Seçilen yazı:
================

|

Seyyah Haldun Çelebi

Haldun Taner’in bu kitabının en önemli özelliklerinden biri de sadece Batı’ya yönelik bir rota izlememiş olmasıdır. Yazar, Batı ülkeleri içine, birinci sırada gelen Almanya, Fransa, İngiltere , İtalya yanıda Yugoslavya, Belçika, Polonya, Romanya, Çekoslovakya, İsveç gibi ülkeleri eklediği gibi Doğunun İran, Mısır, Hindistan, Rusya, İsrail gibi ülkelerini de katar. Hindistan’da Budist ve Hintli kültürün felsefesine dalar, onları en anlaşılır kelimeler ve dille önümüze serer.

04:00 - 15/08/2019 Perşembe
Güncelleme: 10:50 - 14/08/2019 Çarşamba
Yeni Şafak
Haldun Taner
Haldun Taner

ÂLİM KAHRAMAN

Haldun Taner’i farklı bir yüzüyle tanıtan bir kitabından söz edeceğim: Düşsem Yollara Yollara. Haldun Taner deyince önce hikâyeciliği gelir benim aklıma. Tiyatroya verdiği emek belki hikayeye verdiğinden de fazladır. Denemeci, portre yazarı tarafları da en az diğerleri kadar değerlidir. Ama işte Düşsem Yollara Yollara kitabında bunların dışında farklı bir yönüyle, karşımızda bu kez o: Seyahat yazılarıyla.

Bu kitap 1979 yılında yazarı hayattayken yayımlanmış ilkin. Bu kez, aynı konu etrafındaki ilave ve yeni yazılarıyla tekrar düzenlenip ortaya konulmuş. Ben önceki halinden de haberdar olmadığım için tümüyle “yeni” bir kitap olarak okudum onu.

ALÇAK GÖNÜLLÜ TANER

Hikayeleri ve tüm diğer yazılarında olduğu gibi, seyahat yazılarında da “doğal”lığın, “poz”suzluğun peşinde yazar. Bizi sıkmadan, “daldan dala bir sohbet gibi” yanımıza getiriyor ülkeleri, şehirleri, insanları yanımıza:

“Gezdiğim, yaşadığım ilginç olayları, başkaları ile paylaşmak bende köklü bir huy. Altı yedi yıl kadar, gazetecilik yaptığım sürece, çalıştığım gazeteler beni sık sık dış ülkelere yollarlardı. Gördüklerimi yalnız kendim için görmeme alışkanlığımı o meslek de vurguladı. Her gezi dönüşü edindiğim izlenimleri, ya konuşma ya yazı ile yakınlarıma, meslektaşlarıma, öğrencilerime anlatmazsam eksiklik duyarım. Hep kendileri için yaşayan, nalıncı keseri gibi her şeyi kendilerine yontan, edindikleri bilgilerin, izlenimlerin üstüne yatıp, onu kimseye sızdırmayan ve akıllarınca başkalarına karşı böylece bir üstünlük sağlamaya kalkan bencil ve cimri yaratıklara benzemekten mikroptan korkar gibi korkarım.”

================

Görev listesi:
1) Aşağıdaki satırların başından "beam-intro-text: To get" ifadesini içeren satıra kadar (iki uç da dahil) olan bölümü, "retaining ring" yerine "clamp ring" koyarak yeniden yaz; başka hiçbir şeyi değiştirme.
2) Lütfen Haldun Taner'in seyahat yazıları üzerine olan yukarıdaki yazıyı son cümlesinden sonra devam ettir.

Açıklamalı öğe girdileri:
================

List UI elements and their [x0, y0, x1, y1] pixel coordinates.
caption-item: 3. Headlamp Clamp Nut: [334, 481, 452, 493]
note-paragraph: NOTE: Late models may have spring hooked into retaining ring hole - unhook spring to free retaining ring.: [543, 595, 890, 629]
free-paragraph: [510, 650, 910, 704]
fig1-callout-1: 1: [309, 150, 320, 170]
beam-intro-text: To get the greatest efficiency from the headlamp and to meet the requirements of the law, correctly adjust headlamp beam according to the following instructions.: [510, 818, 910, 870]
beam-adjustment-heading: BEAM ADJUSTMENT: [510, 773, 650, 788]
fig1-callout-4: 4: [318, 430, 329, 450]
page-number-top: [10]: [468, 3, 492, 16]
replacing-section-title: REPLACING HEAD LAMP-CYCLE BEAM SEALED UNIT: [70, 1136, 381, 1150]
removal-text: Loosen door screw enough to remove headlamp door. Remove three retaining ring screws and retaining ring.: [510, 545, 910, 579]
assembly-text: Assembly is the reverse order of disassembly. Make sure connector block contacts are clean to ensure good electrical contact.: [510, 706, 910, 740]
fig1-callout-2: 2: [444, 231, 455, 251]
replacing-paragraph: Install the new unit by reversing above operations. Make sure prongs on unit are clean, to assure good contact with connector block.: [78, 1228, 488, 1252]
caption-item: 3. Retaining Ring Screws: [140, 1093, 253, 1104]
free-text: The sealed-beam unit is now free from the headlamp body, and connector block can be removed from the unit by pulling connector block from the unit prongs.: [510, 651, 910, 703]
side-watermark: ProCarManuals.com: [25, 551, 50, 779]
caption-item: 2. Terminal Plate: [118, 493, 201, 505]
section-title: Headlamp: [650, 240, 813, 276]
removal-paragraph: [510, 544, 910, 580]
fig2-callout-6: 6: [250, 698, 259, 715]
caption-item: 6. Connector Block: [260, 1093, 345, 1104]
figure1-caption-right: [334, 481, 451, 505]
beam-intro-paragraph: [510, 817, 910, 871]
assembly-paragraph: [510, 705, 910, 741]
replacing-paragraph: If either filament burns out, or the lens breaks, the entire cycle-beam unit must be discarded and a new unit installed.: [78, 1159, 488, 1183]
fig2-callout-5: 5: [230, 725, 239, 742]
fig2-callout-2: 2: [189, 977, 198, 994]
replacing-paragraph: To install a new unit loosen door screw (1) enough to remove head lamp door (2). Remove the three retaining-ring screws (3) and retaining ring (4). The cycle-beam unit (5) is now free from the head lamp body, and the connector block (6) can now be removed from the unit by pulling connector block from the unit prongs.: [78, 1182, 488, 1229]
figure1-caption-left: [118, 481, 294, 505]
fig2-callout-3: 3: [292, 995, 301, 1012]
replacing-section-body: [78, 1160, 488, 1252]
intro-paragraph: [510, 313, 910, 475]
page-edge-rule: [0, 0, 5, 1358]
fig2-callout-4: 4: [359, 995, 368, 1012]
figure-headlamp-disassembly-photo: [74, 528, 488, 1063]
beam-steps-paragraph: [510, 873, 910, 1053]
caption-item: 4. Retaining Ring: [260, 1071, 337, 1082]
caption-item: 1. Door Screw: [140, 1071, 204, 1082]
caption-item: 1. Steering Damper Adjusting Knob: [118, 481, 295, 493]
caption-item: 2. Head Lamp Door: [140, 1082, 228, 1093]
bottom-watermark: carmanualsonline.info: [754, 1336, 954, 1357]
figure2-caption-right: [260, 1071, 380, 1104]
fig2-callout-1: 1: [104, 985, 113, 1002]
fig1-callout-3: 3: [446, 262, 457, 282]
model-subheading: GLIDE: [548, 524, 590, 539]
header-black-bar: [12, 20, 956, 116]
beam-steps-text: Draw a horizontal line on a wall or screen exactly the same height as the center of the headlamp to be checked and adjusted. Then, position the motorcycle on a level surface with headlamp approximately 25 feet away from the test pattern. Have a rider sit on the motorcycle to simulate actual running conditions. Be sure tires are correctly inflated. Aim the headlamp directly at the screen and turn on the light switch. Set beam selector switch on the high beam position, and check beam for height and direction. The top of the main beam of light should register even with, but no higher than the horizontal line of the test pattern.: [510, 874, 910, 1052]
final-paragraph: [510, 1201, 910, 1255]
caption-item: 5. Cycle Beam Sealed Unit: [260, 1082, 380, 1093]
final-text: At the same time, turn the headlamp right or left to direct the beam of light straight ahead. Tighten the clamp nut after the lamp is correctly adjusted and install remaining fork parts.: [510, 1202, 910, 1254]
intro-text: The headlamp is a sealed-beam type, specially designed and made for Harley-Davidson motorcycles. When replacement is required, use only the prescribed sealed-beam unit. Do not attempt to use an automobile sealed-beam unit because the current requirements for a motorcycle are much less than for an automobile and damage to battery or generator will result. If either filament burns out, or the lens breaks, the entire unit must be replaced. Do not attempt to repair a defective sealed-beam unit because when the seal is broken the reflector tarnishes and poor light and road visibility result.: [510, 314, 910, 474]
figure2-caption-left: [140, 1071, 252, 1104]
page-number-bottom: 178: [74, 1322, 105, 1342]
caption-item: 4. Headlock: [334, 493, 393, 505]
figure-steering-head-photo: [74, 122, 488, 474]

================

Görev yanıtları:
1)
List UI elements and their [x0, y0, x1, y1] pixel coordinates.
caption-item: 3. Headlamp Clamp Nut: [334, 481, 452, 493]
note-paragraph: NOTE: Late models may have spring hooked into clamp ring hole - unhook spring to free clamp ring.: [543, 595, 890, 629]
free-paragraph: [510, 650, 910, 704]
fig1-callout-1: 1: [309, 150, 320, 170]
beam-intro-text: To get the greatest efficiency from the headlamp and to meet the requirements of the law, correctly adjust headlamp beam according to the following instructions.: [510, 818, 910, 870]

2)
Paylaşımcı, hoşsohbet, elitçi olmayan, sosyalizmle karışmış insancılığıyla bildiğimiz alçak gönüllü Haldun Taner konuşuyor değil mi? Yabancı ülkelerden, yabancı insanlardan, hiç görmediğimiz şehirlerden söz ederken onlarla okuyucusunu kaynaştırmak, bizi oralara ısındırmak için baş vurduğu önemli bir yöntem de şu: Oraları, yerli benzerleriyle tarif etmek! İtalyayı anlatırken, Centro Sperimentale Di Cinematografia’nın şehrin dışındaki yerini, “binalar bitip kırların başladığı, bizim İçerenköy gibi bir yerde” diye anlatır. O tarafa gitmişken Cine Citta’yı da görmek ister Taner: “Dolmabahçe Sarayı’nı kuşatan, ama oradakinden çok daha alçak duvarlarla çevrili, büyük bir stüdyolar topluluğu”dur orası da. Belgrad’ın bir caddesinde gezmektedir şimdi de: “Belgrad’ın Beyoğlu Caddesi sayılan Trajize’de etrafıma bakına bakına bir aşağı bir yukarı volta vururken...” Borba gazetesi “Yugoslavya’nın Yeni Sabah’ı”dır. İşte bu da İsrailli bir ressam: “Bir de Israel Paldi’leri var ki adeta oranın Nuri İyem’i” Bu örnekleri çoğaltmak mümkün.

Haldun Taner, seyyahların bir sırlarını, baş vurmaktan sakınamadıkları bir numarayı da açıklar:

“Bir memlekete ilk giden insan orada kıyaslama yapmak, bir başkalık aramak hevesine düşer. Hele gazeteci ise buna adeta bir zorunluluk duyar. Bir gazeteci bavulunu otele bırakıp hemen sokağa fırlamak ve iki saatin içinde orası ve oranın insanları hakkında, hem de her insanın dikkatine kolayca çarpmayacak soydan orijinal teşhisler yapmalıdır. Olmadı bulamadı mı, bu sefer zorlar. Mübalağa eder, daha olmazsa okuyucuyu beklenmedik buluşlarla afallatmak, dikkatini paradokslarla avlamak için uydurup atmayı bile göze alır.”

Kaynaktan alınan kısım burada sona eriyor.